» Source text
# # # # #

Several years ago, a developer proposed building a Marlo Furniture store in Chantilly and creating an entire commercial site around it. Fairfax County approved the plan, but years passed and it never got built.
Fast forward to recent times and a mixed-use development called Chantilly Crossing on that same spot at Route 50 and Lee Road. It's at the southwest corner of Routes 28 and 50, near the future National Air and Space Museum Annex. Again, the county Board of Supervisors gave the green light for construction of hotels, restaurants and other businesses there.
The proposal included two hotels, two anchor stores — Target and Costco, several restaurants, a recreational facility, a drive-through bank, plus a service station with a quick-food store and a carwash. Willow Springs Towing also planned to set up shop there. Initially, Home Depot was to have opened there, but pulled out when it couldn't get the leasing deal it wanted and was then replaced by Costco.
Trouble is, that's only one of the continual kaleidoscope of changes that have been proposed for Chantilly Crossing in the past year or so. The developer, Starwood Ceruzzi — a national shopping-center developer — has continually changed its mind about what it wants to put into this commercial center, steadily chipping away at the whole concept.
The only hotel that actually got built there was the Extended StayAmerica. Then the developer asked the county's permission to replace one of its proposed restaurants with a third hotel so a 75,000-square-foot Marriott SpringHill Suites could arise there.
Now, Starwood Ceruzzi proposes yet another change — jettisoning one of the already-approved hotels in favor of a Marlo Furniture store — bringing everything back to square one, where things began years ago. County staff is recommending denial, and members of the West Fairfax County Citizens Association (WFCCA) Land-Use Committee weren't thrilled, either, when they heard the news at their Oct. 15 meeting.
Attorney Art Walsh said the developer couldn't find any other suitable, 60,000-square-foot location for the furniture store. He also said the developer was having trouble marketing the hotel because it wasn't visible from Route 50.
"But that didn't seem to be a selling argument for us," said WFCCA Chairman Jim Katcham. "How many people would come to see the Air and Space museum and drive around to find a hotel?" he asked. "Most people book a hotel in advance."
He said county staff recommended denial of the proposal because, when that site was originally planned, the property was supposed to be built around hotel, restaurant and recreation uses to serve the Air and Space museum. The WFCCA agreed with staff.
"A furniture store doesn't compliment the museum in any way," said Katcham. Besides, he added, "There's more space for retail [elsewhere] on the site, and they should move the Marlo near the Target and Costco. But they want smaller stores there, instead."
Another bone of contention with staff is that, in the original plan, retail uses there were supposed to be south of an Environmental Quality Corridor on the property. The Marlo store would be north of it.
The bottom line, said the WFCCA's Jim Hart, is that "the property was supposed to be tourist-oriented" and staff believes that adding a furniture store there would be "too much strip-type retail" on that site. Said Hart: "This is one of our few opportunities to have something special and different" that would be compatible with the museum.
The county Planning Commission heard the issue last Wednesday, Oct. 16, but Sully District Planning Commissioner Ron Koch deferred decision until Nov. 20, the day after WFCCA will vote on it. "We're not quite sure if a furniture store would be appropriate there," he said. "Usually, people visiting the Air and Space Museum don't buy furniture to take home with them."

# # # # #

» Supplied entries
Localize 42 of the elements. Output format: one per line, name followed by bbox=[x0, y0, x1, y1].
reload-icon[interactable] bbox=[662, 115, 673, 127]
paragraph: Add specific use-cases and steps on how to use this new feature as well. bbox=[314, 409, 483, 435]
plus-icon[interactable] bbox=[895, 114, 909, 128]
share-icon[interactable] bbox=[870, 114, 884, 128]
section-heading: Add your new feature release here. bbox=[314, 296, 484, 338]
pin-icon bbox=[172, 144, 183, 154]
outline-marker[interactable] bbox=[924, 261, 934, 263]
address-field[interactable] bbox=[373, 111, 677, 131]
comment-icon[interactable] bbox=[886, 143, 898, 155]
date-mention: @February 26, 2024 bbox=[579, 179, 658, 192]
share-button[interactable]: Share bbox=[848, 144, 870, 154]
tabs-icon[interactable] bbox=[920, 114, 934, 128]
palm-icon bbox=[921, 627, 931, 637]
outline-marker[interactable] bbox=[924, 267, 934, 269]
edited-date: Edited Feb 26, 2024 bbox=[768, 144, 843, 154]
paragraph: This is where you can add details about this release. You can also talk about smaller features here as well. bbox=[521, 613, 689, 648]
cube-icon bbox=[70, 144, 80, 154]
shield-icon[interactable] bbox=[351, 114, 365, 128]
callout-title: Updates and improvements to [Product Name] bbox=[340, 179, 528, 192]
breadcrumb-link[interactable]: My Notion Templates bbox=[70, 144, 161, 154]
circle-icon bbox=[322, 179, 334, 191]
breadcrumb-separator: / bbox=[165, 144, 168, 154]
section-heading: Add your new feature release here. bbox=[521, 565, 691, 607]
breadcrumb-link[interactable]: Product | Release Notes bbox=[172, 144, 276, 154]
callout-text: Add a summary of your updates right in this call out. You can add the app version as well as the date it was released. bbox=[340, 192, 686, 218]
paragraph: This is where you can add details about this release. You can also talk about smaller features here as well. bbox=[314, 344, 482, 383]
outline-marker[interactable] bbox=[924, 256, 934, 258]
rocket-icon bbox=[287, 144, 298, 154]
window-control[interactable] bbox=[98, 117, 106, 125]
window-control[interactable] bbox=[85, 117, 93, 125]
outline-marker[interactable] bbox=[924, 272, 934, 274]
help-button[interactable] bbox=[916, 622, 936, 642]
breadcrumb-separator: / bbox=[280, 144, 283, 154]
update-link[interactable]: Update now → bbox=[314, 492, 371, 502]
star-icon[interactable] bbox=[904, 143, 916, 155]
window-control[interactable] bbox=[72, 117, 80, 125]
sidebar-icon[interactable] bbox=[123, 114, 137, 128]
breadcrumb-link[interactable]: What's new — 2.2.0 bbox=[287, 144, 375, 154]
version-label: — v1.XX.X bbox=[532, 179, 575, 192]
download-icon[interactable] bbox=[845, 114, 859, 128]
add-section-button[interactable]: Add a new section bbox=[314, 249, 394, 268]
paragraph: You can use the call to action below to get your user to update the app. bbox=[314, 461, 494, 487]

# # # # #

» Tasks to carry out
[A] According to the Chantilly Crossing article, why did attorney Art Walsh say the developer was having trouble marketing the hotel?
[B] Reproduce word for word the passage of the Chantilly Crossing article from "Another bone of" up to and including "north of it.".

» Results by task
[A] He said the hotel was not visible from Route 50.

[B]
Another bone of contention with staff is that, in the original plan, retail uses there were supposed to be south of an Environmental Quality Corridor on the property. The Marlo store would be north of it.